Data records
------------------------------------------------------------------------

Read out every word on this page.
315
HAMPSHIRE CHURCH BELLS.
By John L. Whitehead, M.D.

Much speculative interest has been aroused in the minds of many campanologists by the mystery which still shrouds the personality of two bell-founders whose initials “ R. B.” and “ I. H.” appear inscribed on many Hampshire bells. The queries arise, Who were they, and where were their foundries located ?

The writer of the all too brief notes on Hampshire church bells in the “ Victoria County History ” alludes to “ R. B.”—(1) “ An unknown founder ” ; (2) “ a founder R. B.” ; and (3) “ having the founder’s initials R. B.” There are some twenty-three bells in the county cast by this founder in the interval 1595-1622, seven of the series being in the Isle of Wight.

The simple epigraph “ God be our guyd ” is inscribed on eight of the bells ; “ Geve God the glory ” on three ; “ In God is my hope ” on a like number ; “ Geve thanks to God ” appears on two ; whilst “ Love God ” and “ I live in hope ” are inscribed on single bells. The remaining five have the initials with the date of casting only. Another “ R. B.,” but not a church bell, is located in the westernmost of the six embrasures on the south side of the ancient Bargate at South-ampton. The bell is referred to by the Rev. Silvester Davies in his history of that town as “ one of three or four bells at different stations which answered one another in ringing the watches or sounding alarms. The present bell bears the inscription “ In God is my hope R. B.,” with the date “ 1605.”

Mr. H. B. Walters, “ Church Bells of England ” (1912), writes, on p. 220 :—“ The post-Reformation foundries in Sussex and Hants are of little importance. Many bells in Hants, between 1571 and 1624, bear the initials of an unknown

------------------------------------------------------------------------

Repeat the material word for word, in full.

Read out every word on this page.
315
HAMPSHIRE CHURCH BELLS.
By John L. Whitehead, M.D.

Much speculative interest has been aroused in the minds of many campanologists by the mystery which still shrouds the personality of two bell-founders whose initials “ R. B.” and “ I. H.” appear inscribed on many Hampshire bells. The queries arise, Who were they, and where were their foundries located ?

The writer of the all too brief notes on Hampshire church bells in the “ Victoria County History ” alludes to “ R. B.”—(1) “ An unknown founder ” ; (2) “ a founder R. B.” ; and (3) “ having the founder’s initials R. B.” There are some twenty-three bells in the county cast by this founder in the interval 1595-1622, seven of the series being in the Isle of Wight.

The simple epigraph “ God be our guyd ” is inscribed on eight of the bells ; “ Geve God the glory ” on three ; “ In God is my hope ” on a like number ; “ Geve thanks to God ” appears on two ; whilst “ Love God ” and “ I live in hope ” are inscribed on single bells. The remaining five have the initials with the date of casting only. Another “ R. B.,” but not a church bell, is located in the westernmost of the six embrasures on the south side of the ancient Bargate at South-ampton. The bell is referred to by the Rev. Silvester Davies in his history of that town as “ one of three or four bells at different stations which answered one another in ringing the watches or sounding alarms. The present bell bears the inscription “ In God is my hope R. B.,” with the date “ 1605.”

Mr. H. B. Walters, “ Church Bells of England ” (1912), writes, on p. 220 :—“ The post-Reformation foundries in Sussex and Hants are of little importance. Many bells in Hants, between 1571 and 1624, bear the initials of an unknown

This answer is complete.